[BEGIN Entries shown]

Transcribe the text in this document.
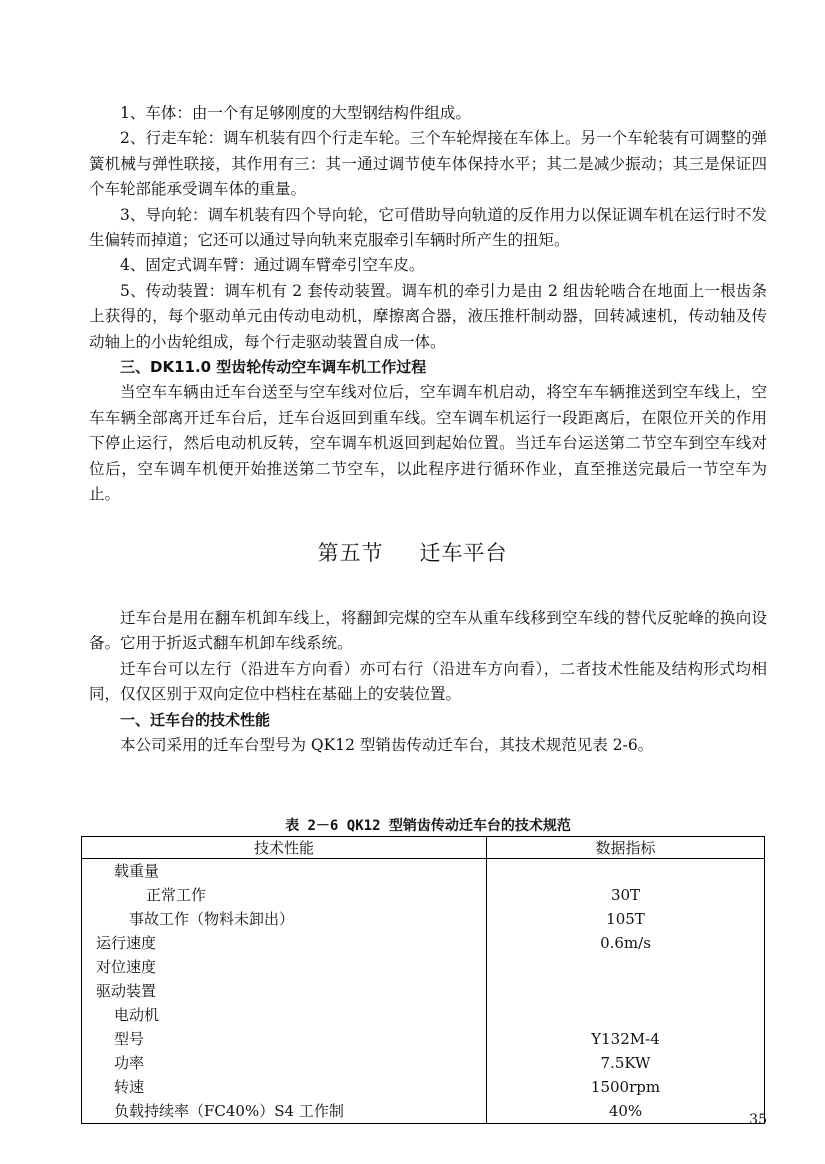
1、车体：由一个有足够刚度的大型钢结构件组成。

2、行走车轮：调车机装有四个行走车轮。三个车轮焊接在车体上。另一个车轮装有可调整的弹簧机械与弹性联接，其作用有三：其一通过调节使车体保持水平；其二是减少振动；其三是保证四个车轮部能承受调车体的重量。

3、导向轮：调车机装有四个导向轮，它可借助导向轨道的反作用力以保证调车机在运行时不发生偏转而掉道；它还可以通过导向轨来克服牵引车辆时所产生的扭矩。

4、固定式调车臂：通过调车臂牵引空车皮。

5、传动装置：调车机有 2 套传动装置。调车机的牵引力是由 2 组齿轮啮合在地面上一根齿条上获得的，每个驱动单元由传动电动机，摩擦离合器，液压推杆制动器，回转减速机，传动轴及传动轴上的小齿轮组成，每个行走驱动装置自成一体。

三、DK11.0 型齿轮传动空车调车机工作过程

当空车车辆由迁车台送至与空车线对位后，空车调车机启动，将空车车辆推送到空车线上，空车车辆全部离开迁车台后，迁车台返回到重车线。空车调车机运行一段距离后，在限位开关的作用下停止运行，然后电动机反转，空车调车机返回到起始位置。当迁车台运送第二节空车到空车线对位后，空车调车机便开始推送第二节空车，以此程序进行循环作业，直至推送完最后一节空车为止。

第五节 迁车平台

迁车台是用在翻车机卸车线上，将翻卸完煤的空车从重车线移到空车线的替代反驼峰的换向设备。它用于折返式翻车机卸车线系统。

迁车台可以左行（沿进车方向看）亦可右行（沿进车方向看），二者技术性能及结构形式均相同，仅仅区别于双向定位中档柱在基础上的安装位置。

一、迁车台的技术性能

本公司采用的迁车台型号为 QK12 型销齿传动迁车台，其技术规范见表 2-6。

表 2－6 QK12 型销齿传动迁车台的技术规范
技术性能	数据指标
载重量	
正常工作	30T
事故工作（物料未卸出）	105T
运行速度	0.6m/s
对位速度	
驱动装置	
电动机	
型号	Y132M-4
功率	7.5KW
转速	1500rpm
负载持续率（FC40%）S4 工作制	40%	35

[END Entries shown]

- What is expected -
Repeat the data exactly, excluding the pictures.

- Exercise result -
Transcribe the text in this document.
1、车体：由一个有足够刚度的大型钢结构件组成。

2、行走车轮：调车机装有四个行走车轮。三个车轮焊接在车体上。另一个车轮装有可调整的弹簧机械与弹性联接，其作用有三：其一通过调节使车体保持水平；其二是减少振动；其三是保证四个车轮部能承受调车体的重量。

3、导向轮：调车机装有四个导向轮，它可借助导向轨道的反作用力以保证调车机在运行时不发生偏转而掉道；它还可以通过导向轨来克服牵引车辆时所产生的扭矩。

4、固定式调车臂：通过调车臂牵引空车皮。

5、传动装置：调车机有 2 套传动装置。调车机的牵引力是由 2 组齿轮啮合在地面上一根齿条上获得的，每个驱动单元由传动电动机，摩擦离合器，液压推杆制动器，回转减速机，传动轴及传动轴上的小齿轮组成，每个行走驱动装置自成一体。

三、DK11.0 型齿轮传动空车调车机工作过程

当空车车辆由迁车台送至与空车线对位后，空车调车机启动，将空车车辆推送到空车线上，空车车辆全部离开迁车台后，迁车台返回到重车线。空车调车机运行一段距离后，在限位开关的作用下停止运行，然后电动机反转，空车调车机返回到起始位置。当迁车台运送第二节空车到空车线对位后，空车调车机便开始推送第二节空车，以此程序进行循环作业，直至推送完最后一节空车为止。

第五节 迁车平台

迁车台是用在翻车机卸车线上，将翻卸完煤的空车从重车线移到空车线的替代反驼峰的换向设备。它用于折返式翻车机卸车线系统。

迁车台可以左行（沿进车方向看）亦可右行（沿进车方向看），二者技术性能及结构形式均相同，仅仅区别于双向定位中档柱在基础上的安装位置。

一、迁车台的技术性能

本公司采用的迁车台型号为 QK12 型销齿传动迁车台，其技术规范见表 2-6。

表 2－6 QK12 型销齿传动迁车台的技术规范
技术性能	数据指标
载重量	
正常工作	30T
事故工作（物料未卸出）	105T
运行速度	0.6m/s
对位速度	
驱动装置	
电动机	
型号	Y132M-4
功率	7.5KW
转速	1500rpm
负载持续率（FC40%）S4 工作制	40%	35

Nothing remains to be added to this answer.